┌────────
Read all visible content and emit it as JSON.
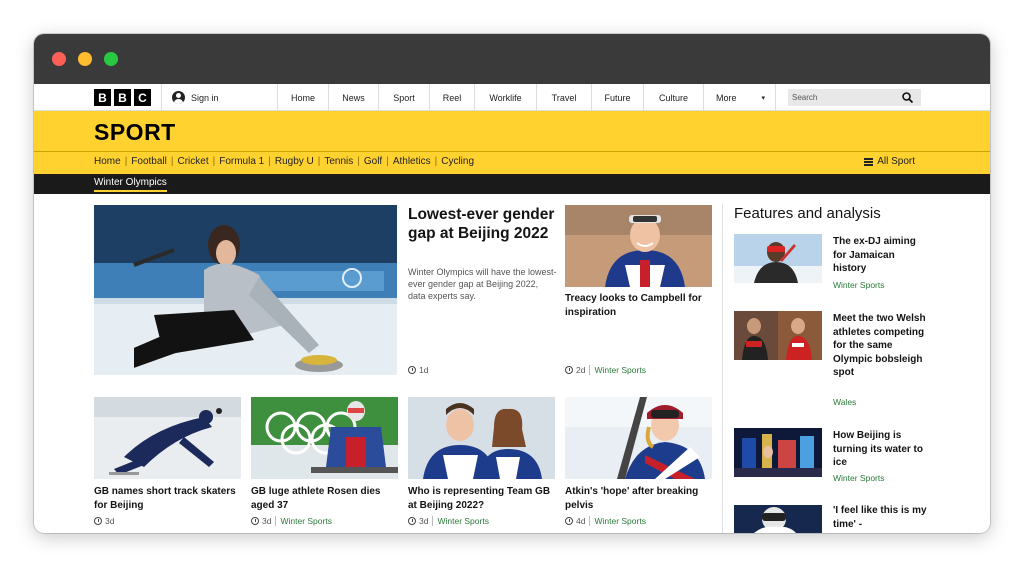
{
  "bbc_logo": [
    "B",
    "B",
    "C"
  ],
  "topbar": {
    "signin": "Sign in",
    "nav": [
      "Home",
      "News",
      "Sport",
      "Reel",
      "Worklife",
      "Travel",
      "Future",
      "Culture",
      "More"
    ],
    "search_placeholder": "Search"
  },
  "sport_header": {
    "title": "SPORT",
    "nav": [
      "Home",
      "Football",
      "Cricket",
      "Formula 1",
      "Rugby U",
      "Tennis",
      "Golf",
      "Athletics",
      "Cycling"
    ],
    "all_sport": "All Sport",
    "subnav_active": "Winter Olympics"
  },
  "lead": {
    "headline": "Lowest-ever gender gap at Beijing 2022",
    "summary": "Winter Olympics will have the lowest-ever gender gap at Beijing 2022, data experts say.",
    "time": "1d"
  },
  "second": {
    "headline": "Treacy looks to Campbell for inspiration",
    "time": "2d",
    "tag": "Winter Sports"
  },
  "grid": [
    {
      "headline": "GB names short track skaters for Beijing",
      "time": "3d",
      "tag": ""
    },
    {
      "headline": "GB luge athlete Rosen dies aged 37",
      "time": "3d",
      "tag": "Winter Sports"
    },
    {
      "headline": "Who is representing Team GB at Beijing 2022?",
      "time": "3d",
      "tag": "Winter Sports"
    },
    {
      "headline": "Atkin's 'hope' after breaking pelvis",
      "time": "4d",
      "tag": "Winter Sports"
    }
  ],
  "features": {
    "title": "Features and analysis",
    "items": [
      {
        "headline": "The ex-DJ aiming for Jamaican history",
        "tag": "Winter Sports"
      },
      {
        "headline": "Meet the two Welsh athletes competing for the same Olympic bobsleigh spot",
        "tag": "Wales"
      },
      {
        "headline": "How Beijing is turning its water to ice",
        "tag": "Winter Sports"
      },
      {
        "headline": "'I feel like this is my time' -",
        "tag": ""
      }
    ]
  },
  "colors": {
    "sport_yellow": "#ffd230",
    "tag_green": "#2a7a3a",
    "subnav_black": "#1a1a1a"
  }
}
└────────
To do:
Transcribe all entries above exactly. Drop the pictures.

Solution to this task:
Read all visible content and emit it as JSON.
{
  "bbc_logo": [
    "B",
    "B",
    "C"
  ],
  "topbar": {
    "signin": "Sign in",
    "nav": [
      "Home",
      "News",
      "Sport",
      "Reel",
      "Worklife",
      "Travel",
      "Future",
      "Culture",
      "More"
    ],
    "search_placeholder": "Search"
  },
  "sport_header": {
    "title": "SPORT",
    "nav": [
      "Home",
      "Football",
      "Cricket",
      "Formula 1",
      "Rugby U",
      "Tennis",
      "Golf",
      "Athletics",
      "Cycling"
    ],
    "all_sport": "All Sport",
    "subnav_active": "Winter Olympics"
  },
  "lead": {
    "headline": "Lowest-ever gender gap at Beijing 2022",
    "summary": "Winter Olympics will have the lowest-ever gender gap at Beijing 2022, data experts say.",
    "time": "1d"
  },
  "second": {
    "headline": "Treacy looks to Campbell for inspiration",
    "time": "2d",
    "tag": "Winter Sports"
  },
  "grid": [
    {
      "headline": "GB names short track skaters for Beijing",
      "time": "3d",
      "tag": ""
    },
    {
      "headline": "GB luge athlete Rosen dies aged 37",
      "time": "3d",
      "tag": "Winter Sports"
    },
    {
      "headline": "Who is representing Team GB at Beijing 2022?",
      "time": "3d",
      "tag": "Winter Sports"
    },
    {
      "headline": "Atkin's 'hope' after breaking pelvis",
      "time": "4d",
      "tag": "Winter Sports"
    }
  ],
  "features": {
    "title": "Features and analysis",
    "items": [
      {
        "headline": "The ex-DJ aiming for Jamaican history",
        "tag": "Winter Sports"
      },
      {
        "headline": "Meet the two Welsh athletes competing for the same Olympic bobsleigh spot",
        "tag": "Wales"
      },
      {
        "headline": "How Beijing is turning its water to ice",
        "tag": "Winter Sports"
      },
      {
        "headline": "'I feel like this is my time' -",
        "tag": ""
      }
    ]
  },
  "colors": {
    "sport_yellow": "#ffd230",
    "tag_green": "#2a7a3a",
    "subnav_black": "#1a1a1a"
  }
}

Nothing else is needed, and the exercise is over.